TASK STATEMENT → Leave out the pictures and copy each record below exactly.

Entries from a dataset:
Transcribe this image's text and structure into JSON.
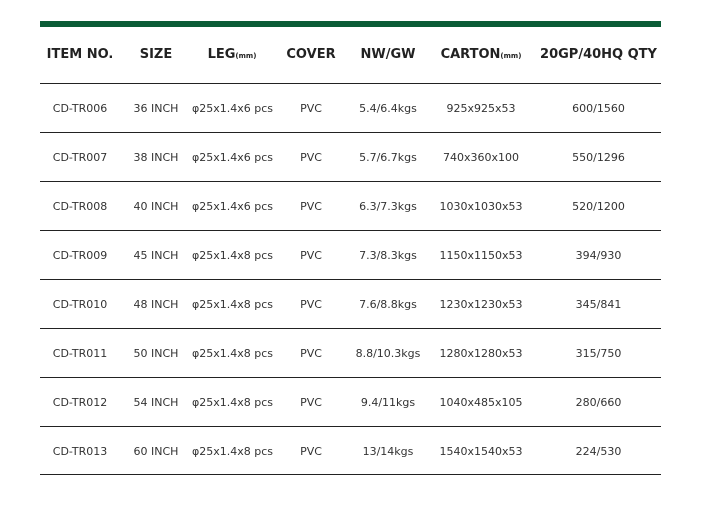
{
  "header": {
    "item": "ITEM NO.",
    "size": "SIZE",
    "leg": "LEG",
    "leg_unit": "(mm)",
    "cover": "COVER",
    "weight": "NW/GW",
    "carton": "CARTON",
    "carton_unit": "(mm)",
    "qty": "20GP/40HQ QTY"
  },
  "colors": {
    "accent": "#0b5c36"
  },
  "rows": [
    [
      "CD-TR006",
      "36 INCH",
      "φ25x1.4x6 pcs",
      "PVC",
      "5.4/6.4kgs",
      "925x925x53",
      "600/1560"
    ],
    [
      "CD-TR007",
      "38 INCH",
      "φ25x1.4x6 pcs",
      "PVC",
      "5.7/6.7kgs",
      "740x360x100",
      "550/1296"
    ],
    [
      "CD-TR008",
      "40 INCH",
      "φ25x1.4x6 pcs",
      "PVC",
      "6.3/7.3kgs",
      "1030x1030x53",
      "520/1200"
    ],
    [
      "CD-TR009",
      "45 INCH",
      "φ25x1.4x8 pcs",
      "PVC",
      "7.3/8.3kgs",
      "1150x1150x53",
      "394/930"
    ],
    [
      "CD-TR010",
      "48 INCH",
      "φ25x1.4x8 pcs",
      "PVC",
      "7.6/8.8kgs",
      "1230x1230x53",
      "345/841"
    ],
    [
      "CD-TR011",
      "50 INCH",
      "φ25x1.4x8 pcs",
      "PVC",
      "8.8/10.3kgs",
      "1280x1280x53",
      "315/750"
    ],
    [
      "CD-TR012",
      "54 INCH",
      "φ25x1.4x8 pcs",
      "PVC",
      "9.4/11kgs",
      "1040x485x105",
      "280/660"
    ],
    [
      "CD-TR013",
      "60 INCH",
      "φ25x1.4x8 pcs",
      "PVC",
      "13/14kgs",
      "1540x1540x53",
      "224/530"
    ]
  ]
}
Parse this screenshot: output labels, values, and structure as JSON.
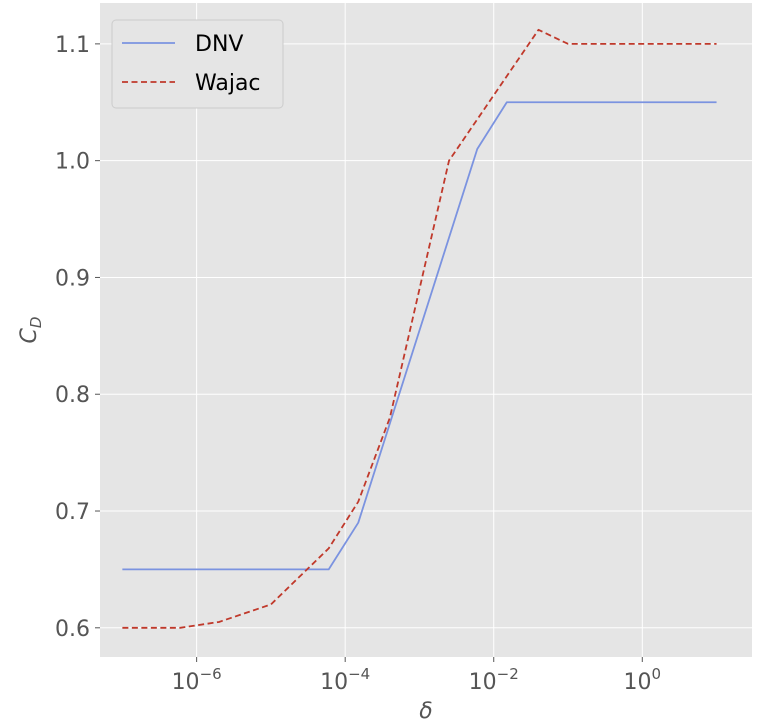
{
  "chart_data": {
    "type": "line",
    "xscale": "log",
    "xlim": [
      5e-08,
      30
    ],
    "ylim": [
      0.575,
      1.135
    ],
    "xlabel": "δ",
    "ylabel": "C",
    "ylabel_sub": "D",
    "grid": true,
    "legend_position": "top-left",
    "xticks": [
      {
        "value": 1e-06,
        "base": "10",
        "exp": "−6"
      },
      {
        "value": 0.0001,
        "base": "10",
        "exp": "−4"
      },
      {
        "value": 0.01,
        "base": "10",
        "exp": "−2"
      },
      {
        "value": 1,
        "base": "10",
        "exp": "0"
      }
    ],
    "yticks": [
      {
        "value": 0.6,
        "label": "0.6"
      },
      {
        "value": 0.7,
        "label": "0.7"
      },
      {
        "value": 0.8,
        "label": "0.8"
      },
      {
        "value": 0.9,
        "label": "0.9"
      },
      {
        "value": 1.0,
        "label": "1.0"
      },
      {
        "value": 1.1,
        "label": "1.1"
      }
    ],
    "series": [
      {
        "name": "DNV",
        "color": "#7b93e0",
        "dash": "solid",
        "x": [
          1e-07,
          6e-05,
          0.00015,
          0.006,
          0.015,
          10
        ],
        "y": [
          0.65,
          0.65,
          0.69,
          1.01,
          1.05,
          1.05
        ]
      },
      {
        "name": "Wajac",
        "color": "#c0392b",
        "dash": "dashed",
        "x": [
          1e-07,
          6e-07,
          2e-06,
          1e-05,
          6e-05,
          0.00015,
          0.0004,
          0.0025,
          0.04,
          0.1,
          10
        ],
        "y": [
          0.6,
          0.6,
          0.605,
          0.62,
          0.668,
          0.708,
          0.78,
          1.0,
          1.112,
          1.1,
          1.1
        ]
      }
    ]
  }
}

COMPLETE ANSWER →
Transcribe this image's text and structure into JSON.
{
  "header": {
    "item": "ITEM NO.",
    "size": "SIZE",
    "leg": "LEG",
    "leg_unit": "(mm)",
    "cover": "COVER",
    "weight": "NW/GW",
    "carton": "CARTON",
    "carton_unit": "(mm)",
    "qty": "20GP/40HQ QTY"
  },
  "colors": {
    "accent": "#0b5c36"
  },
  "rows": [
    [
      "CD-TR006",
      "36 INCH",
      "φ25x1.4x6 pcs",
      "PVC",
      "5.4/6.4kgs",
      "925x925x53",
      "600/1560"
    ],
    [
      "CD-TR007",
      "38 INCH",
      "φ25x1.4x6 pcs",
      "PVC",
      "5.7/6.7kgs",
      "740x360x100",
      "550/1296"
    ],
    [
      "CD-TR008",
      "40 INCH",
      "φ25x1.4x6 pcs",
      "PVC",
      "6.3/7.3kgs",
      "1030x1030x53",
      "520/1200"
    ],
    [
      "CD-TR009",
      "45 INCH",
      "φ25x1.4x8 pcs",
      "PVC",
      "7.3/8.3kgs",
      "1150x1150x53",
      "394/930"
    ],
    [
      "CD-TR010",
      "48 INCH",
      "φ25x1.4x8 pcs",
      "PVC",
      "7.6/8.8kgs",
      "1230x1230x53",
      "345/841"
    ],
    [
      "CD-TR011",
      "50 INCH",
      "φ25x1.4x8 pcs",
      "PVC",
      "8.8/10.3kgs",
      "1280x1280x53",
      "315/750"
    ],
    [
      "CD-TR012",
      "54 INCH",
      "φ25x1.4x8 pcs",
      "PVC",
      "9.4/11kgs",
      "1040x485x105",
      "280/660"
    ],
    [
      "CD-TR013",
      "60 INCH",
      "φ25x1.4x8 pcs",
      "PVC",
      "13/14kgs",
      "1540x1540x53",
      "224/530"
    ]
  ]
}
Parse this screenshot: output labels, values, and structure as JSON.
{
  "chart_data": {
    "type": "line",
    "xscale": "log",
    "xlim": [
      5e-08,
      30
    ],
    "ylim": [
      0.575,
      1.135
    ],
    "xlabel": "δ",
    "ylabel": "C",
    "ylabel_sub": "D",
    "grid": true,
    "legend_position": "top-left",
    "xticks": [
      {
        "value": 1e-06,
        "base": "10",
        "exp": "−6"
      },
      {
        "value": 0.0001,
        "base": "10",
        "exp": "−4"
      },
      {
        "value": 0.01,
        "base": "10",
        "exp": "−2"
      },
      {
        "value": 1,
        "base": "10",
        "exp": "0"
      }
    ],
    "yticks": [
      {
        "value": 0.6,
        "label": "0.6"
      },
      {
        "value": 0.7,
        "label": "0.7"
      },
      {
        "value": 0.8,
        "label": "0.8"
      },
      {
        "value": 0.9,
        "label": "0.9"
      },
      {
        "value": 1.0,
        "label": "1.0"
      },
      {
        "value": 1.1,
        "label": "1.1"
      }
    ],
    "series": [
      {
        "name": "DNV",
        "color": "#7b93e0",
        "dash": "solid",
        "x": [
          1e-07,
          6e-05,
          0.00015,
          0.006,
          0.015,
          10
        ],
        "y": [
          0.65,
          0.65,
          0.69,
          1.01,
          1.05,
          1.05
        ]
      },
      {
        "name": "Wajac",
        "color": "#c0392b",
        "dash": "dashed",
        "x": [
          1e-07,
          6e-07,
          2e-06,
          1e-05,
          6e-05,
          0.00015,
          0.0004,
          0.0025,
          0.04,
          0.1,
          10
        ],
        "y": [
          0.6,
          0.6,
          0.605,
          0.62,
          0.668,
          0.708,
          0.78,
          1.0,
          1.112,
          1.1,
          1.1
        ]
      }
    ]
  }
}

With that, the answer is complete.